• [Problem requirements] Repeat the entries below exactly as they appear, with no pictures.

╭──

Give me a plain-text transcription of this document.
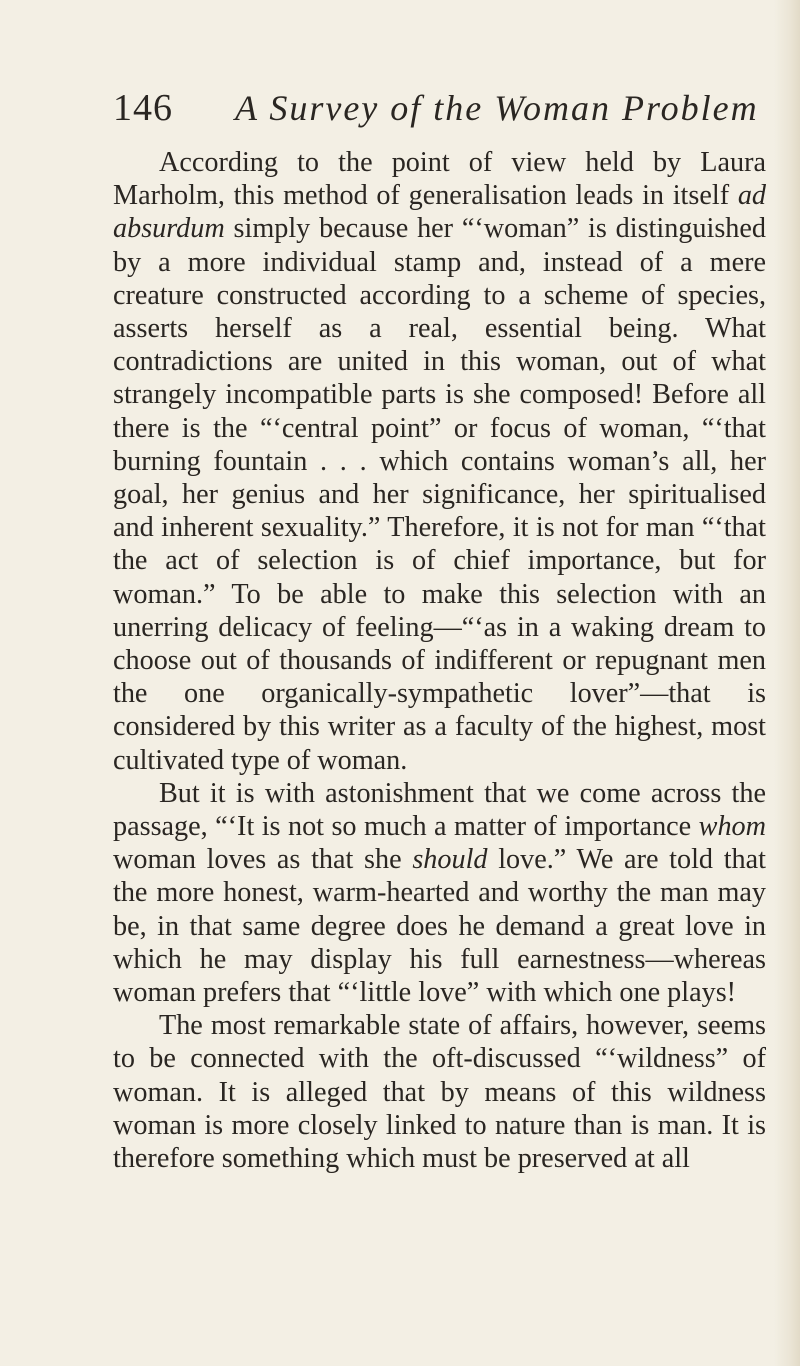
146 A Survey of the Woman Problem

According to the point of view held by Laura Marholm, this method of generalisation leads in itself ad absurdum simply because her “‘woman” is distinguished by a more individual stamp and, instead of a mere creature constructed according to a scheme of species, asserts herself as a real, essential being. What contradictions are united in this woman, out of what strangely incompatible parts is she composed! Before all there is the “‘central point” or focus of woman, “‘that burning fountain . . . which contains woman’s all, her goal, her genius and her significance, her spiritualised and inherent sexuality.” Therefore, it is not for man “‘that the act of selection is of chief importance, but for woman.” To be able to make this selection with an unerring delicacy of feeling—“‘as in a waking dream to choose out of thousands of indifferent or repugnant men the one organically-sympathetic lover”—that is considered by this writer as a faculty of the highest, most cultivated type of woman.

But it is with astonishment that we come across the passage, “‘It is not so much a matter of importance whom woman loves as that she should love.” We are told that the more honest, warm-hearted and worthy the man may be, in that same degree does he demand a great love in which he may display his full earnestness—whereas woman prefers that “‘little love” with which one plays!

The most remarkable state of affairs, however, seems to be connected with the oft-discussed “‘wildness” of woman. It is alleged that by means of this wildness woman is more closely linked to nature than is man. It is therefore something which must be preserved at all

╰──

• [Full response]
Give me a plain-text transcription of this document.
146 A Survey of the Woman Problem

According to the point of view held by Laura Marholm, this method of generalisation leads in itself ad absurdum simply because her “‘woman” is distinguished by a more individual stamp and, instead of a mere creature constructed according to a scheme of species, asserts herself as a real, essential being. What contradictions are united in this woman, out of what strangely incompatible parts is she composed! Before all there is the “‘central point” or focus of woman, “‘that burning fountain . . . which contains woman’s all, her goal, her genius and her significance, her spiritualised and inherent sexuality.” Therefore, it is not for man “‘that the act of selection is of chief importance, but for woman.” To be able to make this selection with an unerring delicacy of feeling—“‘as in a waking dream to choose out of thousands of indifferent or repugnant men the one organically-sympathetic lover”—that is considered by this writer as a faculty of the highest, most cultivated type of woman.

But it is with astonishment that we come across the passage, “‘It is not so much a matter of importance whom woman loves as that she should love.” We are told that the more honest, warm-hearted and worthy the man may be, in that same degree does he demand a great love in which he may display his full earnestness—whereas woman prefers that “‘little love” with which one plays!

The most remarkable state of affairs, however, seems to be connected with the oft-discussed “‘wildness” of woman. It is alleged that by means of this wildness woman is more closely linked to nature than is man. It is therefore something which must be preserved at all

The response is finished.